* INSTRUCTION: Write out the material exactly. Do not include the pictures.

(Records about charts and figures)
## START
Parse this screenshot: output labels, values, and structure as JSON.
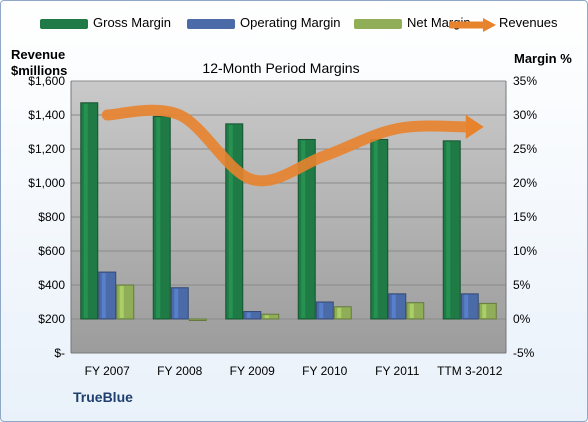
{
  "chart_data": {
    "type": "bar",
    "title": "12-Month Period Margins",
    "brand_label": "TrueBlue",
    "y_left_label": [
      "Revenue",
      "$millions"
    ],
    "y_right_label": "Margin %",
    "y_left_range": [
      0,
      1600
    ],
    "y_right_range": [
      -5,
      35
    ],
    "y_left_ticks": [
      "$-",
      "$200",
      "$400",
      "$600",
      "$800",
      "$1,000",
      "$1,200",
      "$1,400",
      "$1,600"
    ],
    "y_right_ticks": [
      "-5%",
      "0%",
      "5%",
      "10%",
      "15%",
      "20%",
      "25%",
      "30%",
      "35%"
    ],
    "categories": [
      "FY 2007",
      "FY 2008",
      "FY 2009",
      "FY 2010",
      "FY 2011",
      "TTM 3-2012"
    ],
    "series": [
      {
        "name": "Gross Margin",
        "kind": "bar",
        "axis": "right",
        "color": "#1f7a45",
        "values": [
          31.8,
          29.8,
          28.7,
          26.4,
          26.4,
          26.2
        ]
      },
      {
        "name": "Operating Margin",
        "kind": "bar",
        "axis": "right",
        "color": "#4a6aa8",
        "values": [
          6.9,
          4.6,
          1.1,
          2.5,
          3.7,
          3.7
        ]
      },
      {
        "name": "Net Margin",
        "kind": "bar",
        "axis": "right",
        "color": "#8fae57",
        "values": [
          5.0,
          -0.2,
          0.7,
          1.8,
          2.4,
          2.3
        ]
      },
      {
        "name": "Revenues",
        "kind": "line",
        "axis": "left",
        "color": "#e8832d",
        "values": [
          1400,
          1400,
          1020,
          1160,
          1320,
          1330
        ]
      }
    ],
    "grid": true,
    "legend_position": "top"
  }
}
## END
* ANSWER TO THIS EXERCISE:
Parse this screenshot: output labels, values, and structure as JSON.
{
  "chart_data": {
    "type": "bar",
    "title": "12-Month Period Margins",
    "brand_label": "TrueBlue",
    "y_left_label": [
      "Revenue",
      "$millions"
    ],
    "y_right_label": "Margin %",
    "y_left_range": [
      0,
      1600
    ],
    "y_right_range": [
      -5,
      35
    ],
    "y_left_ticks": [
      "$-",
      "$200",
      "$400",
      "$600",
      "$800",
      "$1,000",
      "$1,200",
      "$1,400",
      "$1,600"
    ],
    "y_right_ticks": [
      "-5%",
      "0%",
      "5%",
      "10%",
      "15%",
      "20%",
      "25%",
      "30%",
      "35%"
    ],
    "categories": [
      "FY 2007",
      "FY 2008",
      "FY 2009",
      "FY 2010",
      "FY 2011",
      "TTM 3-2012"
    ],
    "series": [
      {
        "name": "Gross Margin",
        "kind": "bar",
        "axis": "right",
        "color": "#1f7a45",
        "values": [
          31.8,
          29.8,
          28.7,
          26.4,
          26.4,
          26.2
        ]
      },
      {
        "name": "Operating Margin",
        "kind": "bar",
        "axis": "right",
        "color": "#4a6aa8",
        "values": [
          6.9,
          4.6,
          1.1,
          2.5,
          3.7,
          3.7
        ]
      },
      {
        "name": "Net Margin",
        "kind": "bar",
        "axis": "right",
        "color": "#8fae57",
        "values": [
          5.0,
          -0.2,
          0.7,
          1.8,
          2.4,
          2.3
        ]
      },
      {
        "name": "Revenues",
        "kind": "line",
        "axis": "left",
        "color": "#e8832d",
        "values": [
          1400,
          1400,
          1020,
          1160,
          1320,
          1330
        ]
      }
    ],
    "grid": true,
    "legend_position": "top"
  }
}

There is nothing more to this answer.